* _Task details_
Count every line of the listing where the string "Psoriatic" occurs, and reply with the count alone.

Input for this task Block Start

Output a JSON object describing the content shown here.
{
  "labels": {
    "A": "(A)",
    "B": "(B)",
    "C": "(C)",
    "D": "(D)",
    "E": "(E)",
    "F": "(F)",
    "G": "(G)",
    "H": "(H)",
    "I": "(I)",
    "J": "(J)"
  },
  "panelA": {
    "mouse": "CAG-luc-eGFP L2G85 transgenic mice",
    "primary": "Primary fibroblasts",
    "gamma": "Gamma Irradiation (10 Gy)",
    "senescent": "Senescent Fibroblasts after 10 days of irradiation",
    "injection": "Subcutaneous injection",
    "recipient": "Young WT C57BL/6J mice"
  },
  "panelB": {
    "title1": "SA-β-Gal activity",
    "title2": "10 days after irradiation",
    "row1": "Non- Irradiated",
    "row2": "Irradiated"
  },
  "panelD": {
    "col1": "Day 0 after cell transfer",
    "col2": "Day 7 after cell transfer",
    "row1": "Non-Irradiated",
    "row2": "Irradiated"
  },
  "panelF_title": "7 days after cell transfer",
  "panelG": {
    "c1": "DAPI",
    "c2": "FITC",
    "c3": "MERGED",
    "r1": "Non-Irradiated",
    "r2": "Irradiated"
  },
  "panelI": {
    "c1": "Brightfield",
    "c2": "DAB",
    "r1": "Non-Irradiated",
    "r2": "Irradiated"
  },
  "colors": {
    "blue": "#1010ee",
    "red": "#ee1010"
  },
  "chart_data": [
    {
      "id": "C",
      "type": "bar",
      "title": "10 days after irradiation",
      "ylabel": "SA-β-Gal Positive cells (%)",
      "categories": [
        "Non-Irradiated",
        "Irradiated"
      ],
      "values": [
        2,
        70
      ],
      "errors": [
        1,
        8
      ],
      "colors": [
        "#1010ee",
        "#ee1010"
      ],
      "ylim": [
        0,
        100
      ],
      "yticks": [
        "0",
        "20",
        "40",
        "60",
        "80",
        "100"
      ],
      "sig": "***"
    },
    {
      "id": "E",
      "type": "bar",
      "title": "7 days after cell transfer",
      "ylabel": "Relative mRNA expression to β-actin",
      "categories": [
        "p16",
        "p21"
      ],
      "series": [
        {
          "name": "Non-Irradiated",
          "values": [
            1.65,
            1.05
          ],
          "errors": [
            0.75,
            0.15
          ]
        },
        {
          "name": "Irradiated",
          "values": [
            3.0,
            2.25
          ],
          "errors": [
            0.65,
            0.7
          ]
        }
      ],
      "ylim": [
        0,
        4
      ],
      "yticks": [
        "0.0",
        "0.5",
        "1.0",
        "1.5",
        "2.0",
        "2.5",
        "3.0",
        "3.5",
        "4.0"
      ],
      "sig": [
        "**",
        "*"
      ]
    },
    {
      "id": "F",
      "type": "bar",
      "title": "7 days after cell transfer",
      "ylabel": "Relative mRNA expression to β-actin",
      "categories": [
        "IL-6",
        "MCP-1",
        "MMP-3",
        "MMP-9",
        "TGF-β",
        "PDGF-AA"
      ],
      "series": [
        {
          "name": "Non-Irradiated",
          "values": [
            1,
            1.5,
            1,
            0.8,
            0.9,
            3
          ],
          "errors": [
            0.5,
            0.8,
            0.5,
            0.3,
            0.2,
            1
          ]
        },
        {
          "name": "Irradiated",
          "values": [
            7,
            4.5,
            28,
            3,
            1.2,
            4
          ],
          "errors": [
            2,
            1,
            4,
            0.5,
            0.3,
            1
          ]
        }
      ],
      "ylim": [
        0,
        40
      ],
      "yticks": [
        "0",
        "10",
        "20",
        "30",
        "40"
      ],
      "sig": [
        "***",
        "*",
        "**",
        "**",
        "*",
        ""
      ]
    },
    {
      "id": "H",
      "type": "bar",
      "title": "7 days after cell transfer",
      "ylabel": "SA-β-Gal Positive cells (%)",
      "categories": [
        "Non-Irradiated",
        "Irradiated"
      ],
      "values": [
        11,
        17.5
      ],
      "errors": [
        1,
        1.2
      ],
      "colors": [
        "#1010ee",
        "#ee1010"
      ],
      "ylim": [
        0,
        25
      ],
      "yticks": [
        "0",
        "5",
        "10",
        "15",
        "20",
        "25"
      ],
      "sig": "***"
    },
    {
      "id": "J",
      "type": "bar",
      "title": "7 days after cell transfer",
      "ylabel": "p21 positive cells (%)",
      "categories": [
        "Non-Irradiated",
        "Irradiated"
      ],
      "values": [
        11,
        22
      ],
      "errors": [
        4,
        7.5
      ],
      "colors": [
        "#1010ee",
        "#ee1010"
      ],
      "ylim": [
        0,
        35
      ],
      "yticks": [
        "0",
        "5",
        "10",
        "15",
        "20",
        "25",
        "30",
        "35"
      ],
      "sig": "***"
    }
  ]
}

Input for this task Block End
Input for this task Block Start

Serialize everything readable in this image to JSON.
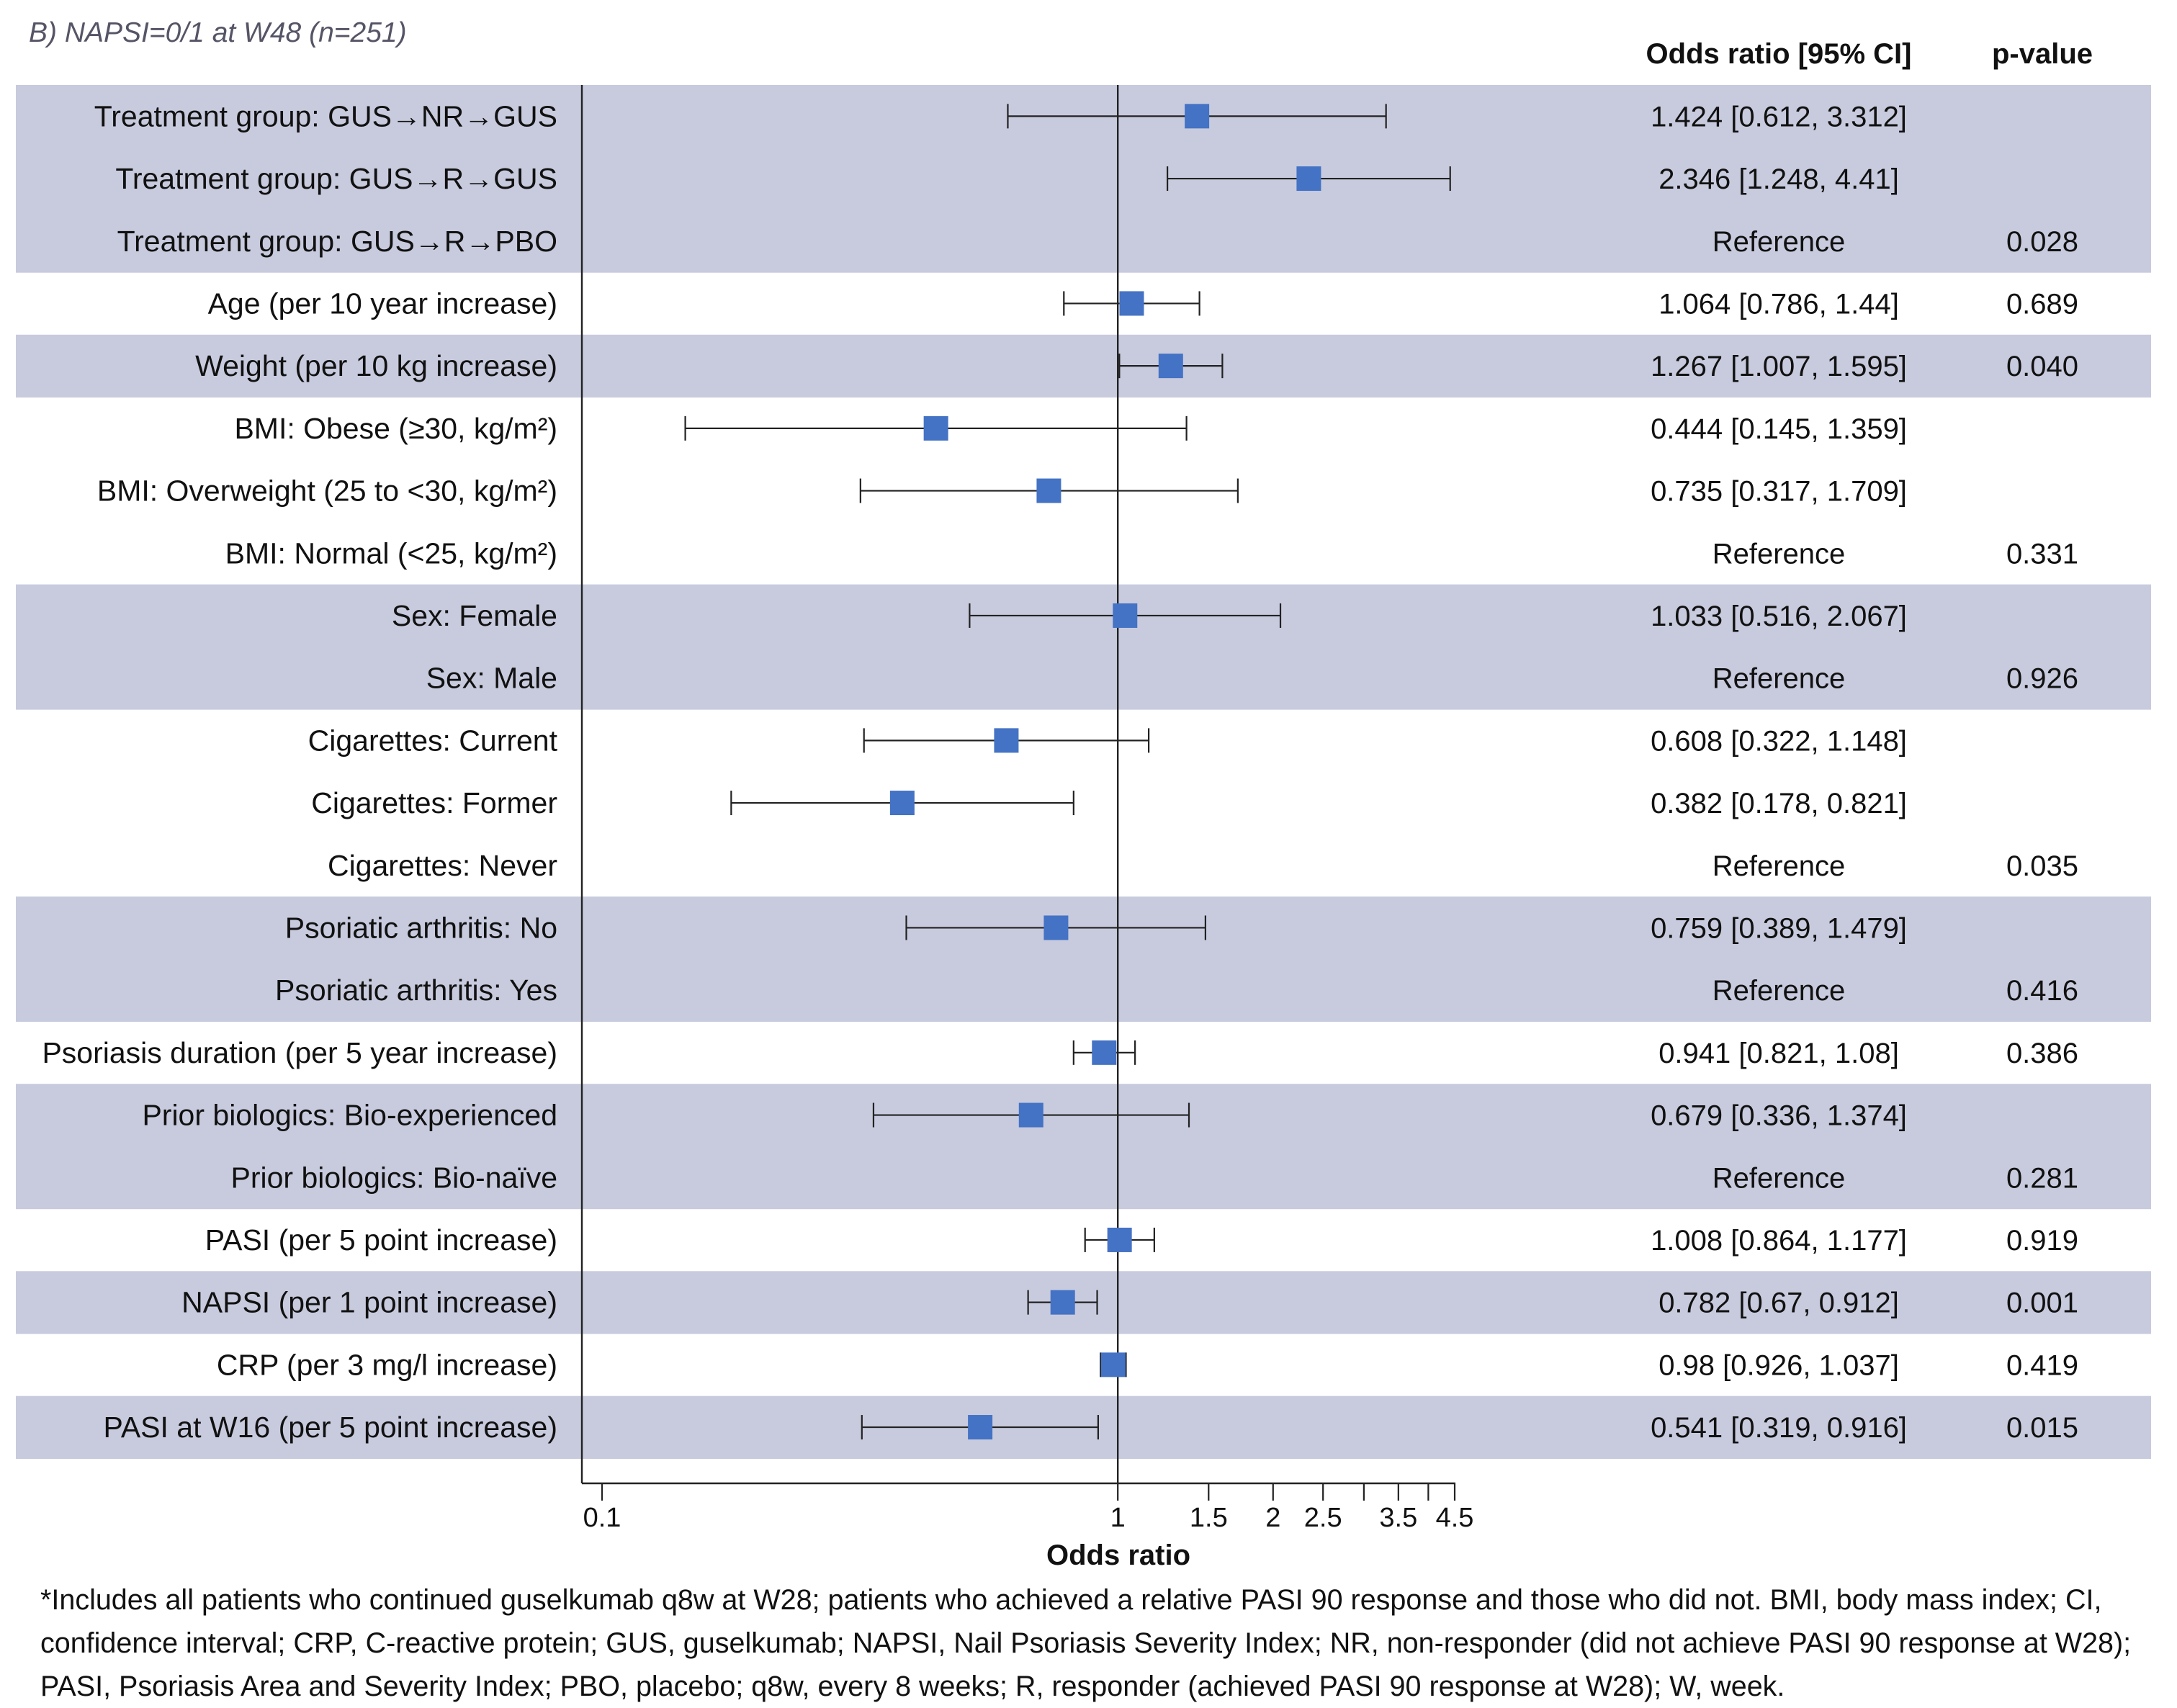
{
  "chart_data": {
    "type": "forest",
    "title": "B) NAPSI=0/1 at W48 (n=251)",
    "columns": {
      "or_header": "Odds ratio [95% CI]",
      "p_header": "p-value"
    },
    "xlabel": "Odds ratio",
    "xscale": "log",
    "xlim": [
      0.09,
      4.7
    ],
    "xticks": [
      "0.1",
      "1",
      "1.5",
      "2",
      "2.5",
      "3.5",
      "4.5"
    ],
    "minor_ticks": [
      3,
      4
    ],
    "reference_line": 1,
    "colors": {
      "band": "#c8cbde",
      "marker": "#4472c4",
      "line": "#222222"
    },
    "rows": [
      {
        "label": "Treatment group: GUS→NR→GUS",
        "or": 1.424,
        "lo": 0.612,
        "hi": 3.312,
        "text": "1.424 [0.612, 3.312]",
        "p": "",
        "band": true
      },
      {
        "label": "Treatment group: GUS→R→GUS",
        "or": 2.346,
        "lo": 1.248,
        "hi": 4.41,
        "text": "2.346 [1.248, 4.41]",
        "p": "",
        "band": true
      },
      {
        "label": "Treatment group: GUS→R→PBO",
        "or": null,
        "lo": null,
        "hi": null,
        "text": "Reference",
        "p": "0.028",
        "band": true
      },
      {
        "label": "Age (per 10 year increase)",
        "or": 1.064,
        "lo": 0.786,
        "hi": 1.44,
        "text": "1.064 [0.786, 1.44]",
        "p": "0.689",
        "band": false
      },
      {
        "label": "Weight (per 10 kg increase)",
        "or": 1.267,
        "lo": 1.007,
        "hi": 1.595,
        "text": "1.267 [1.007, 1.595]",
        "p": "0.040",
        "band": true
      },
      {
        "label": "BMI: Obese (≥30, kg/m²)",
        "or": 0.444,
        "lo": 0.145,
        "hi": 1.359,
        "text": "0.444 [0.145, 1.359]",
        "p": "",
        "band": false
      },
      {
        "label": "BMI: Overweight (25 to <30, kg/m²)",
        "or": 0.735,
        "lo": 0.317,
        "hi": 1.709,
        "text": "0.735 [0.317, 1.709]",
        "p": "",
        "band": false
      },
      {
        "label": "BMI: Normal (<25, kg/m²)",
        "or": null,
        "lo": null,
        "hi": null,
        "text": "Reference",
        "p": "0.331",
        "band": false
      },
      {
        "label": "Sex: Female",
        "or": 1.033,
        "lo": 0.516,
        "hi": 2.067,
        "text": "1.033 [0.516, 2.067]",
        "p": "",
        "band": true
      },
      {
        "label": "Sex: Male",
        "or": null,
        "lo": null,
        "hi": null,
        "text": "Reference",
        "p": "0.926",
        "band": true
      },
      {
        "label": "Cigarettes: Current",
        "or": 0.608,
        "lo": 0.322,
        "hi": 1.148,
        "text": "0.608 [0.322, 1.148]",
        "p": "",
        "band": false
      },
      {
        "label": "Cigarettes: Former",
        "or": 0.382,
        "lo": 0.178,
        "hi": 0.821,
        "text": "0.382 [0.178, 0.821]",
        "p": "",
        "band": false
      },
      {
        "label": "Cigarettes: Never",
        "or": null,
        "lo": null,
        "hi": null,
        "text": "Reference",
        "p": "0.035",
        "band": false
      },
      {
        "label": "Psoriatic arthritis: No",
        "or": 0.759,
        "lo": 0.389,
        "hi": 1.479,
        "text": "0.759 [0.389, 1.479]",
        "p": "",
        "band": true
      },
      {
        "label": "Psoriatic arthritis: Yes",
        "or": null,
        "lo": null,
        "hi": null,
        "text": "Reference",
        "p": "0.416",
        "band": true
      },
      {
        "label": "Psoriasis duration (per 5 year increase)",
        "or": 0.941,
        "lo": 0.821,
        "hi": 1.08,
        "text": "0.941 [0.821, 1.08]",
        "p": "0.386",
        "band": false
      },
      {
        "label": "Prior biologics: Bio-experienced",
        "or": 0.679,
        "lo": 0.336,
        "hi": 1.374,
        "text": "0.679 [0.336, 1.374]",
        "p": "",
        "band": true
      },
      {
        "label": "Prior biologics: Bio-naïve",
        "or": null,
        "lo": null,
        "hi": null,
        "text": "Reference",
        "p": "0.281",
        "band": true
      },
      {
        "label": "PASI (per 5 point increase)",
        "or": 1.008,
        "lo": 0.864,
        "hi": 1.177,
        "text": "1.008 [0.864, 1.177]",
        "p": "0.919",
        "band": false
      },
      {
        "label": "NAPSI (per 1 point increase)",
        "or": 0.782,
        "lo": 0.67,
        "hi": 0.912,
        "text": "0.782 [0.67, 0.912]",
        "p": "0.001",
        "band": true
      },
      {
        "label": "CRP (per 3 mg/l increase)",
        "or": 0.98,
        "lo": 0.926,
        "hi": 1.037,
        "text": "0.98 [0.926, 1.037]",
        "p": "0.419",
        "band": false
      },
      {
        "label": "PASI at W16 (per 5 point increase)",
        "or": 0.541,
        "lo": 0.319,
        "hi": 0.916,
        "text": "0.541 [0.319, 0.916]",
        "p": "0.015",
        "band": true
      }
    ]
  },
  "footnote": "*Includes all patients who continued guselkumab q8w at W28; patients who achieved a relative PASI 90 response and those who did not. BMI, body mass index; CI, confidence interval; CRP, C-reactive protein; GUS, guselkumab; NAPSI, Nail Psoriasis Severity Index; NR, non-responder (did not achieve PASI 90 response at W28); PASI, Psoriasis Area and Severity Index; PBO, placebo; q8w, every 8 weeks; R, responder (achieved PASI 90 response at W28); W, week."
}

Input for this task Block End

* _Problem solution_
2